(Records from a collection)
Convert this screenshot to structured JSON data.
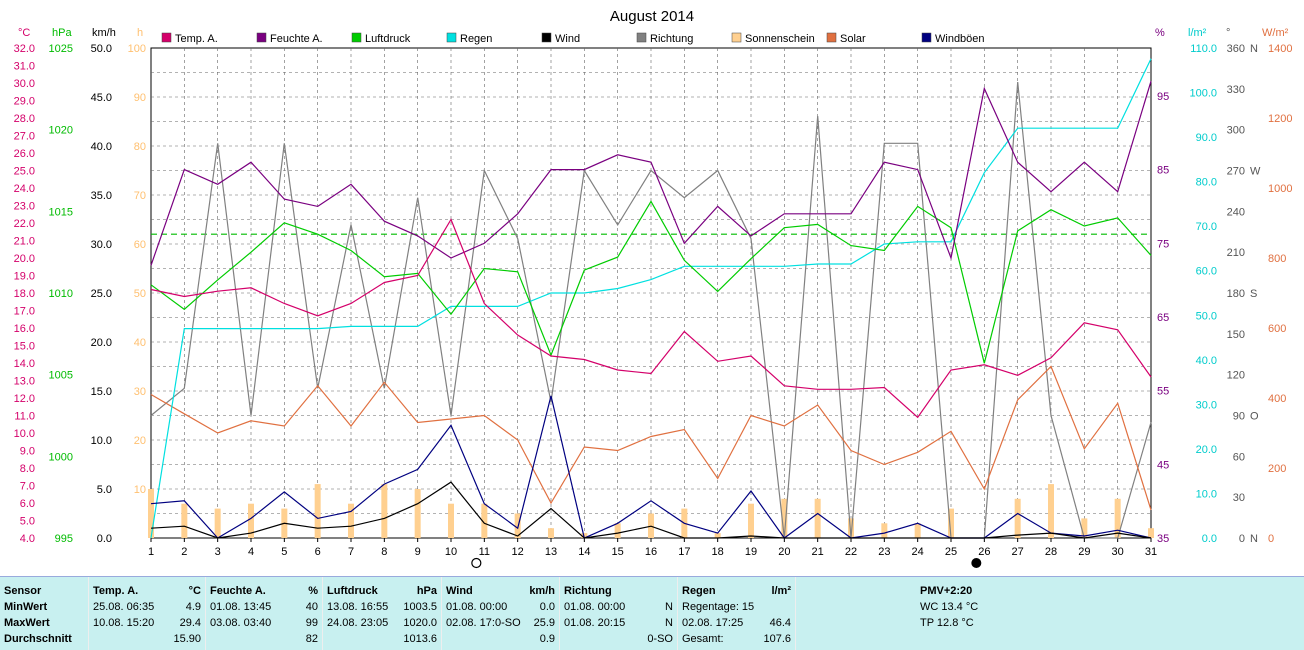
{
  "title": "August 2014",
  "legend": [
    {
      "label": "Temp. A.",
      "color": "#d4006a"
    },
    {
      "label": "Feuchte A.",
      "color": "#7a0080"
    },
    {
      "label": "Luftdruck",
      "color": "#00cc00"
    },
    {
      "label": "Regen",
      "color": "#00e0e0"
    },
    {
      "label": "Wind",
      "color": "#000000"
    },
    {
      "label": "Richtung",
      "color": "#808080"
    },
    {
      "label": "Sonnenschein",
      "color": "#ffd090"
    },
    {
      "label": "Solar",
      "color": "#e07040"
    },
    {
      "label": "Windböen",
      "color": "#000080"
    }
  ],
  "axis_units": {
    "temp": "°C",
    "pressure": "hPa",
    "wind": "km/h",
    "sun": "h",
    "humidity": "%",
    "rain": "l/m²",
    "dir": "°",
    "solar": "W/m²"
  },
  "chart_data": {
    "type": "line",
    "x": [
      1,
      2,
      3,
      4,
      5,
      6,
      7,
      8,
      9,
      10,
      11,
      12,
      13,
      14,
      15,
      16,
      17,
      18,
      19,
      20,
      21,
      22,
      23,
      24,
      25,
      26,
      27,
      28,
      29,
      30,
      31
    ],
    "series": [
      {
        "name": "Temp. A.",
        "axis": "temp",
        "color": "#d4006a",
        "values": [
          18.2,
          17.8,
          18.1,
          18.3,
          17.4,
          16.7,
          17.4,
          18.6,
          19.0,
          22.2,
          17.4,
          15.6,
          14.4,
          14.2,
          13.6,
          13.4,
          15.8,
          14.1,
          14.4,
          12.7,
          12.5,
          12.5,
          12.6,
          10.9,
          13.6,
          13.9,
          13.3,
          14.3,
          16.3,
          15.9,
          13.2
        ]
      },
      {
        "name": "Feuchte A.",
        "axis": "humidity",
        "color": "#7a0080",
        "values": [
          72,
          85,
          83,
          86,
          81,
          80,
          83,
          78,
          76,
          73,
          75,
          79,
          85,
          85,
          87,
          86,
          75,
          80,
          76,
          79,
          79,
          79,
          86,
          85,
          73,
          96,
          86,
          82,
          86,
          82,
          97
        ]
      },
      {
        "name": "Luftdruck",
        "axis": "pressure",
        "color": "#00cc00",
        "values": [
          1010.5,
          1009.0,
          1010.8,
          1012.5,
          1014.3,
          1013.6,
          1012.6,
          1011.0,
          1011.2,
          1008.7,
          1011.5,
          1011.3,
          1006.2,
          1011.4,
          1012.2,
          1015.6,
          1012.0,
          1010.1,
          1012.1,
          1014.0,
          1014.2,
          1012.9,
          1012.6,
          1015.3,
          1014.0,
          1005.7,
          1013.8,
          1015.1,
          1014.1,
          1014.6,
          1012.3
        ]
      },
      {
        "name": "Regen",
        "axis": "rain",
        "color": "#00e0e0",
        "values": [
          0,
          47,
          47,
          47,
          47,
          47,
          47.5,
          47.5,
          47.5,
          52,
          52,
          52,
          55,
          55,
          56,
          58,
          61,
          61,
          61,
          61,
          61.5,
          61.5,
          66,
          66.5,
          66.5,
          82,
          92,
          92,
          92,
          92,
          107.6
        ]
      },
      {
        "name": "Wind",
        "axis": "wind",
        "color": "#000000",
        "values": [
          1.0,
          1.2,
          0,
          0.5,
          1.5,
          1.0,
          1.2,
          2.0,
          3.5,
          5.7,
          1.5,
          0.2,
          3.0,
          0,
          0.5,
          1.2,
          0,
          0,
          0.2,
          0,
          0,
          0,
          0,
          0,
          0,
          0,
          0.3,
          0.5,
          0,
          0.5,
          0
        ]
      },
      {
        "name": "Windböen",
        "axis": "wind",
        "color": "#000080",
        "values": [
          3.5,
          3.8,
          0,
          2.0,
          4.7,
          2.0,
          2.7,
          5.5,
          7.0,
          11.5,
          3.5,
          1.0,
          14.5,
          0,
          1.5,
          3.8,
          1.5,
          0.5,
          4.8,
          0,
          2.5,
          0,
          0.5,
          1.5,
          0,
          0,
          2.5,
          0.5,
          0.2,
          0.8,
          0
        ]
      },
      {
        "name": "Richtung",
        "axis": "dir",
        "color": "#808080",
        "values": [
          90,
          110,
          290,
          90,
          290,
          110,
          230,
          110,
          250,
          90,
          270,
          220,
          100,
          270,
          230,
          270,
          250,
          270,
          220,
          0,
          310,
          0,
          290,
          290,
          0,
          0,
          335,
          90,
          0,
          0,
          85
        ]
      },
      {
        "name": "Solar",
        "axis": "solar",
        "color": "#e07040",
        "values": [
          410,
          355,
          300,
          335,
          320,
          435,
          320,
          445,
          330,
          340,
          350,
          280,
          100,
          260,
          250,
          290,
          310,
          170,
          350,
          320,
          380,
          250,
          210,
          245,
          305,
          140,
          395,
          490,
          255,
          385,
          80
        ]
      },
      {
        "name": "Sonnenschein",
        "axis": "sun",
        "type": "bar",
        "color": "#ffd090",
        "values": [
          10,
          7,
          6,
          7,
          6,
          11,
          7,
          11,
          10,
          7,
          7,
          5,
          2,
          1,
          3,
          5,
          6,
          1,
          7,
          8,
          8,
          4,
          3,
          3,
          6,
          0,
          8,
          11,
          4,
          8,
          2
        ]
      }
    ],
    "axes": {
      "temp": {
        "label": "°C",
        "ylim": [
          4.0,
          32.0
        ]
      },
      "pressure": {
        "label": "hPa",
        "ylim": [
          995,
          1025
        ]
      },
      "wind": {
        "label": "km/h",
        "ylim": [
          0.0,
          50.0
        ]
      },
      "sun": {
        "label": "h",
        "ylim": [
          0,
          100
        ]
      },
      "humidity": {
        "label": "%",
        "ticks": [
          45,
          55,
          65,
          75,
          85,
          95
        ]
      },
      "rain": {
        "label": "l/m²",
        "ylim": [
          0,
          110
        ]
      },
      "dir": {
        "label": "°",
        "ylim": [
          0,
          360
        ]
      },
      "solar": {
        "label": "W/m²",
        "ylim": [
          0,
          1400
        ]
      }
    },
    "reference_line": {
      "axis": "pressure",
      "value": 1013.6,
      "color": "#00bb00"
    },
    "grid": true,
    "moon_markers": [
      {
        "day": 11,
        "phase": "full"
      },
      {
        "day": 26,
        "phase": "new"
      }
    ]
  },
  "stats": {
    "sensor": {
      "title": "Sensor",
      "rows": [
        "MinWert",
        "MaxWert",
        "Durchschnitt"
      ]
    },
    "temp": {
      "title": "Temp. A.",
      "unit": "°C",
      "min_date": "25.08.",
      "min_time": "06:35",
      "min": "4.9",
      "max_date": "10.08.",
      "max_time": "15:20",
      "max": "29.4",
      "avg": "15.90"
    },
    "feuchte": {
      "title": "Feuchte A.",
      "unit": "%",
      "min_date": "01.08.",
      "min_time": "13:45",
      "min": "40",
      "max_date": "03.08.",
      "max_time": "03:40",
      "max": "99",
      "avg": "82"
    },
    "luftdruck": {
      "title": "Luftdruck",
      "unit": "hPa",
      "min_date": "13.08.",
      "min_time": "16:55",
      "min": "1003.5",
      "max_date": "24.08.",
      "max_time": "23:05",
      "max": "1020.0",
      "avg": "1013.6"
    },
    "wind": {
      "title": "Wind",
      "unit": "km/h",
      "min_date": "01.08.",
      "min_time": "00:00",
      "min": "0.0",
      "max_date": "02.08.",
      "max_time": "17:0-SO",
      "max": "25.9",
      "avg": "0.9"
    },
    "richtung": {
      "title": "Richtung",
      "min_date": "01.08.",
      "min_time": "00:00",
      "min": "N",
      "max_date": "01.08.",
      "max_time": "20:15",
      "max": "N",
      "avg": "0-SO"
    },
    "regen": {
      "title": "Regen",
      "unit": "l/m²",
      "days_label": "Regentage: 15",
      "max_date": "02.08.",
      "max_time": "17:25",
      "max": "46.4",
      "total_label": "Gesamt:",
      "total": "107.6"
    },
    "pmv": {
      "title": "PMV+2:20",
      "wc": "WC 13.4 °C",
      "tp": "TP 12.8 °C"
    }
  }
}
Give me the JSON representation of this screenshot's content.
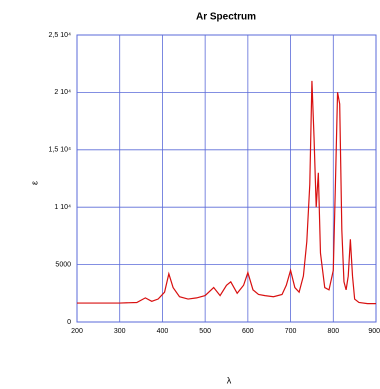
{
  "chart_data": {
    "type": "line",
    "title": "Ar Spectrum",
    "x_label": "λ",
    "y_label": "ε",
    "x": [
      200,
      250,
      300,
      340,
      360,
      375,
      390,
      405,
      415,
      425,
      440,
      460,
      480,
      500,
      520,
      535,
      550,
      560,
      575,
      590,
      600,
      612,
      625,
      640,
      660,
      680,
      690,
      700,
      710,
      720,
      730,
      738,
      745,
      750,
      755,
      760,
      765,
      770,
      780,
      790,
      800,
      805,
      810,
      815,
      820,
      825,
      830,
      835,
      840,
      845,
      850,
      860,
      880,
      900
    ],
    "series": [
      {
        "name": "Ar",
        "color": "#d81010",
        "values": [
          1650,
          1650,
          1650,
          1700,
          2100,
          1800,
          2000,
          2600,
          4200,
          3000,
          2200,
          2000,
          2100,
          2300,
          3000,
          2300,
          3200,
          3500,
          2500,
          3200,
          4300,
          2800,
          2400,
          2300,
          2200,
          2400,
          3200,
          4500,
          3000,
          2600,
          4000,
          7000,
          12000,
          21000,
          16000,
          10000,
          13000,
          6000,
          3000,
          2800,
          4500,
          12000,
          20000,
          19000,
          8000,
          3500,
          2800,
          4000,
          7200,
          4000,
          2000,
          1700,
          1600,
          1600
        ]
      }
    ],
    "xlim": [
      200,
      900
    ],
    "xticks": [
      200,
      300,
      400,
      500,
      600,
      700,
      800,
      900
    ],
    "ylim": [
      0,
      25000
    ],
    "yticks": [
      0,
      5000,
      {
        "value": 10000,
        "label": "1 10⁴"
      },
      {
        "value": 15000,
        "label": "1,5 10⁴"
      },
      {
        "value": 20000,
        "label": "2 10⁴"
      },
      {
        "value": 25000,
        "label": "2,5 10⁴"
      }
    ],
    "grid": true,
    "grid_color": "#5a6ad8"
  }
}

**Aim of the task:**
Using the data above, say how many lines include "name". No other reply is needed.

**Complete output:**
10